** STATED GOAL **
Give the data again, word for word.

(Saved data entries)
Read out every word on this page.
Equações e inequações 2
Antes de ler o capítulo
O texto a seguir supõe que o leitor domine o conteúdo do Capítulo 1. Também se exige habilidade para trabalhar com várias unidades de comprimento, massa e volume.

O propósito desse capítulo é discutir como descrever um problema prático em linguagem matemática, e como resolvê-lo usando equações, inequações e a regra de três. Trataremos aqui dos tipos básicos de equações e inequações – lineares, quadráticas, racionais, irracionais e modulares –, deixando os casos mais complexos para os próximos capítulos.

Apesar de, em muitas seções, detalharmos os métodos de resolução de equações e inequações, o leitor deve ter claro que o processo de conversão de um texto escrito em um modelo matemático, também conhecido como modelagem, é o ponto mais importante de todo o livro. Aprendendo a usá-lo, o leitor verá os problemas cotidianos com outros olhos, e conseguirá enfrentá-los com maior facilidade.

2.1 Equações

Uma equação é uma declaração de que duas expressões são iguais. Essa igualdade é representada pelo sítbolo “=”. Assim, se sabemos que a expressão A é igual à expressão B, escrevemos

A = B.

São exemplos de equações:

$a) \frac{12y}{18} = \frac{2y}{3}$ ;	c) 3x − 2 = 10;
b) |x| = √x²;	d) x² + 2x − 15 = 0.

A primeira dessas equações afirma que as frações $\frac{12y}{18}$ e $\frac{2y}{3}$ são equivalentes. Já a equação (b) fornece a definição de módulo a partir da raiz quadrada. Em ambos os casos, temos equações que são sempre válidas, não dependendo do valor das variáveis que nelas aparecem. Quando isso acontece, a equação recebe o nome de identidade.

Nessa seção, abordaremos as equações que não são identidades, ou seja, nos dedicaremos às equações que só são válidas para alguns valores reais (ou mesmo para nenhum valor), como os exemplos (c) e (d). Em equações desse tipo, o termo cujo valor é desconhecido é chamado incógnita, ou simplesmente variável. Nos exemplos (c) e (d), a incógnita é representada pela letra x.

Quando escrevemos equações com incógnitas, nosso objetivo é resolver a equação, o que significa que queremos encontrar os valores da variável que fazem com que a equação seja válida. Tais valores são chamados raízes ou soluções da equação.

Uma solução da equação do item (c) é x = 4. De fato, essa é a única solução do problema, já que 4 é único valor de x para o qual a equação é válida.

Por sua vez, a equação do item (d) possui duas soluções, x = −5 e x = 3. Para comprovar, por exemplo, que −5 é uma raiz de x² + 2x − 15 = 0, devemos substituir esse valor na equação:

** FINISHED EXERCISE **
Read out every word on this page.
Equações e inequações 2
Antes de ler o capítulo
O texto a seguir supõe que o leitor domine o conteúdo do Capítulo 1. Também se exige habilidade para trabalhar com várias unidades de comprimento, massa e volume.

O propósito desse capítulo é discutir como descrever um problema prático em linguagem matemática, e como resolvê-lo usando equações, inequações e a regra de três. Trataremos aqui dos tipos básicos de equações e inequações – lineares, quadráticas, racionais, irracionais e modulares –, deixando os casos mais complexos para os próximos capítulos.

Apesar de, em muitas seções, detalharmos os métodos de resolução de equações e inequações, o leitor deve ter claro que o processo de conversão de um texto escrito em um modelo matemático, também conhecido como modelagem, é o ponto mais importante de todo o livro. Aprendendo a usá-lo, o leitor verá os problemas cotidianos com outros olhos, e conseguirá enfrentá-los com maior facilidade.

2.1 Equações

Uma equação é uma declaração de que duas expressões são iguais. Essa igualdade é representada pelo sítbolo “=”. Assim, se sabemos que a expressão A é igual à expressão B, escrevemos

A = B.

São exemplos de equações:

$a) \frac{12y}{18} = \frac{2y}{3}$ ;	c) 3x − 2 = 10;
b) |x| = √x²;	d) x² + 2x − 15 = 0.

A primeira dessas equações afirma que as frações $\frac{12y}{18}$ e $\frac{2y}{3}$ são equivalentes. Já a equação (b) fornece a definição de módulo a partir da raiz quadrada. Em ambos os casos, temos equações que são sempre válidas, não dependendo do valor das variáveis que nelas aparecem. Quando isso acontece, a equação recebe o nome de identidade.

Nessa seção, abordaremos as equações que não são identidades, ou seja, nos dedicaremos às equações que só são válidas para alguns valores reais (ou mesmo para nenhum valor), como os exemplos (c) e (d). Em equações desse tipo, o termo cujo valor é desconhecido é chamado incógnita, ou simplesmente variável. Nos exemplos (c) e (d), a incógnita é representada pela letra x.

Quando escrevemos equações com incógnitas, nosso objetivo é resolver a equação, o que significa que queremos encontrar os valores da variável que fazem com que a equação seja válida. Tais valores são chamados raízes ou soluções da equação.

Uma solução da equação do item (c) é x = 4. De fato, essa é a única solução do problema, já que 4 é único valor de x para o qual a equação é válida.

Por sua vez, a equação do item (d) possui duas soluções, x = −5 e x = 3. Para comprovar, por exemplo, que −5 é uma raiz de x² + 2x − 15 = 0, devemos substituir esse valor na equação:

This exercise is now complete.